#### [TASK GOAL]
Pick out every line in the data below that holds "Negara".
Start of MATERIAL TO PROCESS
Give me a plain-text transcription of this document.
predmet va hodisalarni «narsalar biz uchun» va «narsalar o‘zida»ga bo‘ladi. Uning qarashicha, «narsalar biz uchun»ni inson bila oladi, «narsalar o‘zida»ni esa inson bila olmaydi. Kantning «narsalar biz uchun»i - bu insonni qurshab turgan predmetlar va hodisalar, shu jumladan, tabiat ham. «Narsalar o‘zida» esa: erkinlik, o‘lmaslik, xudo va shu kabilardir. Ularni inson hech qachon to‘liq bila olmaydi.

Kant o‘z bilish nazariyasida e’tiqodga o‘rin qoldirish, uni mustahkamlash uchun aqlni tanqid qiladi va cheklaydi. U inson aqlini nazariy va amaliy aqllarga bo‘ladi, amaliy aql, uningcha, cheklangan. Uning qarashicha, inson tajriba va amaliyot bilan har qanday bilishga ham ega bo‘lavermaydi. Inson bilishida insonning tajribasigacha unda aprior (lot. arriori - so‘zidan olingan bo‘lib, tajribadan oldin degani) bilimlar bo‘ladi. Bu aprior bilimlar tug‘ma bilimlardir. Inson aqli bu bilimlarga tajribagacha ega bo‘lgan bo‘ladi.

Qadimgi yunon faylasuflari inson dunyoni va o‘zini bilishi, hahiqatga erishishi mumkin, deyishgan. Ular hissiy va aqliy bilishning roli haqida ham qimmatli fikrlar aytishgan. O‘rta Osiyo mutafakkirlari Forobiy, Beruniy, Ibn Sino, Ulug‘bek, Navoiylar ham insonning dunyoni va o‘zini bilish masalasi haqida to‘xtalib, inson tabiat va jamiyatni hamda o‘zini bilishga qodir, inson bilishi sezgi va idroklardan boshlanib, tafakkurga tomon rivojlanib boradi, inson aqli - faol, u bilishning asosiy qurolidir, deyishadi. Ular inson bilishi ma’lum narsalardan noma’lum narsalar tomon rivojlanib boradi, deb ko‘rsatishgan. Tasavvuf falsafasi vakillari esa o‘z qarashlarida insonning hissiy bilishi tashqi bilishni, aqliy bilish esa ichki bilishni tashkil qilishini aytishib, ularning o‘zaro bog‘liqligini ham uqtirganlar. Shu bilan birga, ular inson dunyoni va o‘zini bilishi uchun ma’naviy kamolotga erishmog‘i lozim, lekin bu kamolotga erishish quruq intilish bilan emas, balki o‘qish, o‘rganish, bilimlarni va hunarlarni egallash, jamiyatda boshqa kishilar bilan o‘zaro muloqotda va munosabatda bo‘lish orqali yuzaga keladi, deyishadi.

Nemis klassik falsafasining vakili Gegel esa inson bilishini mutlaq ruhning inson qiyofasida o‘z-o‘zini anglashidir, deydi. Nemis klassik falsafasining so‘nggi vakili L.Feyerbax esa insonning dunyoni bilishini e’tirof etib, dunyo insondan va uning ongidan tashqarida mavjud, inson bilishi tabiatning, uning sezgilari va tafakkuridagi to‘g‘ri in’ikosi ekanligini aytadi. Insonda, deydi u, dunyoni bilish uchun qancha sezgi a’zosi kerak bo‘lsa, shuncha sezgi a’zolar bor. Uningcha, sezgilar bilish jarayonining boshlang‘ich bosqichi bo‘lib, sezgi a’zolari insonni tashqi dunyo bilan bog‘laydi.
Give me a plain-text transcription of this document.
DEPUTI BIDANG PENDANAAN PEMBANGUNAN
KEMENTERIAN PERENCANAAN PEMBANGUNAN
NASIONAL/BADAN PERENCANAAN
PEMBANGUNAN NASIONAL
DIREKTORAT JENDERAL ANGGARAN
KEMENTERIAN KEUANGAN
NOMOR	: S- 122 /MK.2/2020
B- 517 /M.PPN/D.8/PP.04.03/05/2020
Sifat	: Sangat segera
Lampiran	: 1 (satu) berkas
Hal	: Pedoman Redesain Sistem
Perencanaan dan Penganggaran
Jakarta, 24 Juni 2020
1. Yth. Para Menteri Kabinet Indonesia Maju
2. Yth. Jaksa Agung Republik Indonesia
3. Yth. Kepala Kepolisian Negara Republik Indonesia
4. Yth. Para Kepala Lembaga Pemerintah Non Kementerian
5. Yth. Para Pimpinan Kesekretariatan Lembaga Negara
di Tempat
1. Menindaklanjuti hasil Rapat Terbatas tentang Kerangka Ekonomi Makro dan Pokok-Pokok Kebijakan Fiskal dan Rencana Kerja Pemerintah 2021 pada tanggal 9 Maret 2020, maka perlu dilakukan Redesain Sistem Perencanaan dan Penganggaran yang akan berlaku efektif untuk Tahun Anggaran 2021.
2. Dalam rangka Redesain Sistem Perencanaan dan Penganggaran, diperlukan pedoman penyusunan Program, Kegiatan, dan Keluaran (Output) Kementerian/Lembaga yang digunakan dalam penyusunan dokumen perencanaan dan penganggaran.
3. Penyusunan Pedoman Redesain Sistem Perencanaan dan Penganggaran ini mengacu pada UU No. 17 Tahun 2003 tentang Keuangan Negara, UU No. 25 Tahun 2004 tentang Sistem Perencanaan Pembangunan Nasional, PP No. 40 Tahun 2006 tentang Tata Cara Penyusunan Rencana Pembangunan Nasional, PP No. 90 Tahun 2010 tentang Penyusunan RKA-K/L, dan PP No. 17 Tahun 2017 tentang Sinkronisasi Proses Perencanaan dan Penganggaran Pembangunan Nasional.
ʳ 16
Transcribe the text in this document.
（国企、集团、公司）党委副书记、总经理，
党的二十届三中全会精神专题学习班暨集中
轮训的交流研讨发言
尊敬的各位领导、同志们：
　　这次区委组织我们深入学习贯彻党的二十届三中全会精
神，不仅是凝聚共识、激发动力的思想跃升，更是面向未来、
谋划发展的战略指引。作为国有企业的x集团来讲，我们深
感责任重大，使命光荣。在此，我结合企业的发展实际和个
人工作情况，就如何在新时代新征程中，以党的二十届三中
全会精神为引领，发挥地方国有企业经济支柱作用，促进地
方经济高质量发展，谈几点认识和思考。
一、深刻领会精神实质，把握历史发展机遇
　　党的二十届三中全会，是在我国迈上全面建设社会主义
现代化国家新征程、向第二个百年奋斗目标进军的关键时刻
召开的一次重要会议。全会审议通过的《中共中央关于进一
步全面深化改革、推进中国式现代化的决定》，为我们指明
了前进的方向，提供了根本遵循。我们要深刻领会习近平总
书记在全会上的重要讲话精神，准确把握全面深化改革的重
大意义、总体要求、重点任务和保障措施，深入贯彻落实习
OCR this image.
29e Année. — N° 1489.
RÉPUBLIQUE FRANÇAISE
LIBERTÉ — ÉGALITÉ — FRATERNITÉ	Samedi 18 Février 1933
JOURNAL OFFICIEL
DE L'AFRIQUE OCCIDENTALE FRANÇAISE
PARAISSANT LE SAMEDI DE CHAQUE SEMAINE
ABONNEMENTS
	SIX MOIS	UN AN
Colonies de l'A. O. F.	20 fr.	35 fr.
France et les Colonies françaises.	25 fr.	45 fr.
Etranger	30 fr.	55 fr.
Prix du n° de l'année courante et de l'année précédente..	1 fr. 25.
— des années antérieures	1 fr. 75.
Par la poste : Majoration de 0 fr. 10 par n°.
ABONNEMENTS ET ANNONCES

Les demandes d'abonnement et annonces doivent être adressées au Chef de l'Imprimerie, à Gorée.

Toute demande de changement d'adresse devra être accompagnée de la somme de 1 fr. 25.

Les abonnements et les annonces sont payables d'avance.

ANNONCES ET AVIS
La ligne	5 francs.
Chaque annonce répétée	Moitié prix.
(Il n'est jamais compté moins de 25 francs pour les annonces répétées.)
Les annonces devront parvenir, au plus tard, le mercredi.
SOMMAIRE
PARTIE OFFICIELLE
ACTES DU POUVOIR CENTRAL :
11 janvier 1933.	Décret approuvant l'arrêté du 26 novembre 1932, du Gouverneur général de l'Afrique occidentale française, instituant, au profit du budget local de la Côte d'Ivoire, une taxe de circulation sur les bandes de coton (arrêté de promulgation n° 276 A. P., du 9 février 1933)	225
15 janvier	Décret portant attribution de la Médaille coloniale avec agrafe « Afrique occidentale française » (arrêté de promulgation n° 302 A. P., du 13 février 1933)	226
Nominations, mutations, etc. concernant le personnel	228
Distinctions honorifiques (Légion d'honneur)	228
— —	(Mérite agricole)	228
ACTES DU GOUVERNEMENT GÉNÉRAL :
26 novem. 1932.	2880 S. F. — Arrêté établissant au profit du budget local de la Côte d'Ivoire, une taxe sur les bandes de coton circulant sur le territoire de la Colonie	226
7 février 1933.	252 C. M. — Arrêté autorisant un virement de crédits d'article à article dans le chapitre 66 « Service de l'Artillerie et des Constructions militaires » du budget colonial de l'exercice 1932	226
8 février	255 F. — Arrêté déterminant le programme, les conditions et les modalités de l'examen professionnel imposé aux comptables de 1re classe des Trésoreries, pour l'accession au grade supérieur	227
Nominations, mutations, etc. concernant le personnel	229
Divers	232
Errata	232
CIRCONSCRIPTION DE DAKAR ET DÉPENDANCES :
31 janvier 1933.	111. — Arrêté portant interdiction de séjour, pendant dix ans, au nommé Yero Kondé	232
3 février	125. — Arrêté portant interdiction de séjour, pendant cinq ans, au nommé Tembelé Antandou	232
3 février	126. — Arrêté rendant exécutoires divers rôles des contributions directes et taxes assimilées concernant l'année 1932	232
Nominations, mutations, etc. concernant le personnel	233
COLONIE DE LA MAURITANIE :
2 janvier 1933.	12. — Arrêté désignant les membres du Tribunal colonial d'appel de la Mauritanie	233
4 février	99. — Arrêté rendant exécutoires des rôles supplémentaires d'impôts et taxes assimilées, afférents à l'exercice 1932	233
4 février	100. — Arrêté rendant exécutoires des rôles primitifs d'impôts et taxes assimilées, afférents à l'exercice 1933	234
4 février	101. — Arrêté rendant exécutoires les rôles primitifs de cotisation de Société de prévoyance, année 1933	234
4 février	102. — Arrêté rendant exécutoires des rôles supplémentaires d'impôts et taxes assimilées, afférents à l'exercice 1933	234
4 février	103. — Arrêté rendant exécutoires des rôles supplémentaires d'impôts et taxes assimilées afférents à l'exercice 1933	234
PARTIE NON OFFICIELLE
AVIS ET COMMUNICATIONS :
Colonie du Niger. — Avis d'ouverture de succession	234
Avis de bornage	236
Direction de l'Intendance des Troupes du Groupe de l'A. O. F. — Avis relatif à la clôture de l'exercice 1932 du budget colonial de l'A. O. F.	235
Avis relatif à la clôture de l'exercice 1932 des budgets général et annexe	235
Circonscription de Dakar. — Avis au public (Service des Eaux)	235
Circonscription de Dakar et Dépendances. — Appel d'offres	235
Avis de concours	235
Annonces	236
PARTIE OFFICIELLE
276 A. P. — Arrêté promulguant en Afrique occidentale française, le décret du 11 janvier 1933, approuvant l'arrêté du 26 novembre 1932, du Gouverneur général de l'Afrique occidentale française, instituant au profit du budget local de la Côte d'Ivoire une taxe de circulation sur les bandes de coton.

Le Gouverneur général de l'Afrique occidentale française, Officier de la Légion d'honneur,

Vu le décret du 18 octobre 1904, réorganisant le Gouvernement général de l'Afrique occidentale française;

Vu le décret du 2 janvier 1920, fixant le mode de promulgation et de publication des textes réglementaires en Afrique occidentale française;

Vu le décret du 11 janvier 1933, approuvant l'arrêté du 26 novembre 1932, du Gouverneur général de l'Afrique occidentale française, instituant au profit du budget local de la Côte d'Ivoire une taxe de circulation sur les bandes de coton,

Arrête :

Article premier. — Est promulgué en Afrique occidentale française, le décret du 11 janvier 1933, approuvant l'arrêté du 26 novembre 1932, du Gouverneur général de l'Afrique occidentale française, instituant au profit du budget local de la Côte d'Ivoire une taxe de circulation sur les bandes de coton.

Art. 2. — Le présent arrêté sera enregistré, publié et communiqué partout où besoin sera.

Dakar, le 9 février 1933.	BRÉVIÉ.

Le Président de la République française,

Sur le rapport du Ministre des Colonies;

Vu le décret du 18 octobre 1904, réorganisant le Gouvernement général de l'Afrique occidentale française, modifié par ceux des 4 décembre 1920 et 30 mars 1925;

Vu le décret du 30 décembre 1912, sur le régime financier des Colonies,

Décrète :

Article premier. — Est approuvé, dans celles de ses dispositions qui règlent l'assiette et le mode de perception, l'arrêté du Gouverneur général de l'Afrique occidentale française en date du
End of MATERIAL TO PROCESS
#### [SOLUTION TO THE EXERCISE]
3. Yth. Kepala Kepolisian Negara Republik Indonesia
5. Yth. Para Pimpinan Kesekretariatan Lembaga Negara
3. Penyusunan Pedoman Redesain Sistem Perencanaan dan Penganggaran ini mengacu pada UU No. 17 Tahun 2003 tentang Keuangan Negara, UU No. 25 Tahun 2004 tentang Sistem Perencanaan Pembangunan Nasional, PP No. 40 Tahun 2006 tentang Tata Cara Penyusunan Rencana Pembangunan Nasional, PP No. 90 Tahun 2010 tentang Penyusunan RKA-K/L, dan PP No. 17 Tahun 2017 tentang Sinkronisasi Proses Perencanaan dan Penganggaran Pembangunan Nasional.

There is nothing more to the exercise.